| EXERCISE OBJECTIVE |
Copy out the entries that follow word for word, leaving nothing changed.
:: INPUT ::
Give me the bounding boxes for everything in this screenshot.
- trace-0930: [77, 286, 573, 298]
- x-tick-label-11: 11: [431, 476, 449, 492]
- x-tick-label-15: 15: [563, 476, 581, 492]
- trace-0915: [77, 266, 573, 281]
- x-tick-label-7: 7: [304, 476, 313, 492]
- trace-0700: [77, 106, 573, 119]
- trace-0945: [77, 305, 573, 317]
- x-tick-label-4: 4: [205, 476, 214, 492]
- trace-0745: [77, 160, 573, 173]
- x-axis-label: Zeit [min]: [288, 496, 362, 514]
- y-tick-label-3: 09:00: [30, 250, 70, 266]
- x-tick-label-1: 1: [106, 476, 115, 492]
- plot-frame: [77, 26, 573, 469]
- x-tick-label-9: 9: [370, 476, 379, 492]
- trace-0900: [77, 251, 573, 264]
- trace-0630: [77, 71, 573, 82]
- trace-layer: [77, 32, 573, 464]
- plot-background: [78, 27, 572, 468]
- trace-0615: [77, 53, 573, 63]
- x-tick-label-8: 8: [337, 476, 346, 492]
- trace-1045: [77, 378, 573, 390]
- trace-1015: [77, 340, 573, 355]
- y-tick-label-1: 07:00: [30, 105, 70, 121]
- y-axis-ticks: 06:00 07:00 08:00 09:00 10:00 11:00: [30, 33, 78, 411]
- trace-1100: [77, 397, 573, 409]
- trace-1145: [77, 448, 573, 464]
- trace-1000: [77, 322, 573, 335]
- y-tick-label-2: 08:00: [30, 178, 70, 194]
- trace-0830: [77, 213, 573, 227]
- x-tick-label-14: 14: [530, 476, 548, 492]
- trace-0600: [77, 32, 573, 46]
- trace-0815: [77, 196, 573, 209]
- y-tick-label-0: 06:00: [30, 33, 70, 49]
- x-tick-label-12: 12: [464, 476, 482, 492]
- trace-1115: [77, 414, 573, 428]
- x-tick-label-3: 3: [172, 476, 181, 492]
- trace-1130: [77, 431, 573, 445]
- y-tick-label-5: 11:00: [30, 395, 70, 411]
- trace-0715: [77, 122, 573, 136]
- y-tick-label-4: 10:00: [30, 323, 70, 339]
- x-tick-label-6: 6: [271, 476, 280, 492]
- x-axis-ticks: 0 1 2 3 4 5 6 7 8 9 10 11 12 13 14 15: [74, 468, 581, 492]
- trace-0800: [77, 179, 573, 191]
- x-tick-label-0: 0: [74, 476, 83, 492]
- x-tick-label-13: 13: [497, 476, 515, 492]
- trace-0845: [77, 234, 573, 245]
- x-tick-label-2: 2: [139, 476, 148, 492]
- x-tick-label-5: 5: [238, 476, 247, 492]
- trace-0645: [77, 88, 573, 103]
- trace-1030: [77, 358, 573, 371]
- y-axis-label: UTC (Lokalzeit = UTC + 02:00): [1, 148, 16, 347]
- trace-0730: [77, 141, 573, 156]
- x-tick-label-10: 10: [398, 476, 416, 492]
:::
| TASK OUTPUT |
Give me the bounding boxes for everything in this screenshot.
- trace-0930: [77, 286, 573, 298]
- x-tick-label-11: 11: [431, 476, 449, 492]
- x-tick-label-15: 15: [563, 476, 581, 492]
- trace-0915: [77, 266, 573, 281]
- x-tick-label-7: 7: [304, 476, 313, 492]
- trace-0700: [77, 106, 573, 119]
- trace-0945: [77, 305, 573, 317]
- x-tick-label-4: 4: [205, 476, 214, 492]
- trace-0745: [77, 160, 573, 173]
- x-axis-label: Zeit [min]: [288, 496, 362, 514]
- y-tick-label-3: 09:00: [30, 250, 70, 266]
- x-tick-label-1: 1: [106, 476, 115, 492]
- plot-frame: [77, 26, 573, 469]
- x-tick-label-9: 9: [370, 476, 379, 492]
- trace-0900: [77, 251, 573, 264]
- trace-0630: [77, 71, 573, 82]
- trace-layer: [77, 32, 573, 464]
- plot-background: [78, 27, 572, 468]
- trace-0615: [77, 53, 573, 63]
- x-tick-label-8: 8: [337, 476, 346, 492]
- trace-1045: [77, 378, 573, 390]
- trace-1015: [77, 340, 573, 355]
- y-tick-label-1: 07:00: [30, 105, 70, 121]
- y-axis-ticks: 06:00 07:00 08:00 09:00 10:00 11:00: [30, 33, 78, 411]
- trace-1100: [77, 397, 573, 409]
- trace-1145: [77, 448, 573, 464]
- trace-1000: [77, 322, 573, 335]
- y-tick-label-2: 08:00: [30, 178, 70, 194]
- trace-0830: [77, 213, 573, 227]
- x-tick-label-14: 14: [530, 476, 548, 492]
- trace-0600: [77, 32, 573, 46]
- trace-0815: [77, 196, 573, 209]
- y-tick-label-0: 06:00: [30, 33, 70, 49]
- x-tick-label-12: 12: [464, 476, 482, 492]
- trace-1115: [77, 414, 573, 428]
- x-tick-label-3: 3: [172, 476, 181, 492]
- trace-1130: [77, 431, 573, 445]
- y-tick-label-5: 11:00: [30, 395, 70, 411]
- trace-0715: [77, 122, 573, 136]
- y-tick-label-4: 10:00: [30, 323, 70, 339]
- x-tick-label-6: 6: [271, 476, 280, 492]
- x-axis-ticks: 0 1 2 3 4 5 6 7 8 9 10 11 12 13 14 15: [74, 468, 581, 492]
- trace-0800: [77, 179, 573, 191]
- x-tick-label-0: 0: [74, 476, 83, 492]
- x-tick-label-13: 13: [497, 476, 515, 492]
- trace-0845: [77, 234, 573, 245]
- x-tick-label-2: 2: [139, 476, 148, 492]
- x-tick-label-5: 5: [238, 476, 247, 492]
- trace-0645: [77, 88, 573, 103]
- trace-1030: [77, 358, 573, 371]
- y-axis-label: UTC (Lokalzeit = UTC + 02:00): [1, 148, 16, 347]
- trace-0730: [77, 141, 573, 156]
- x-tick-label-10: 10: [398, 476, 416, 492]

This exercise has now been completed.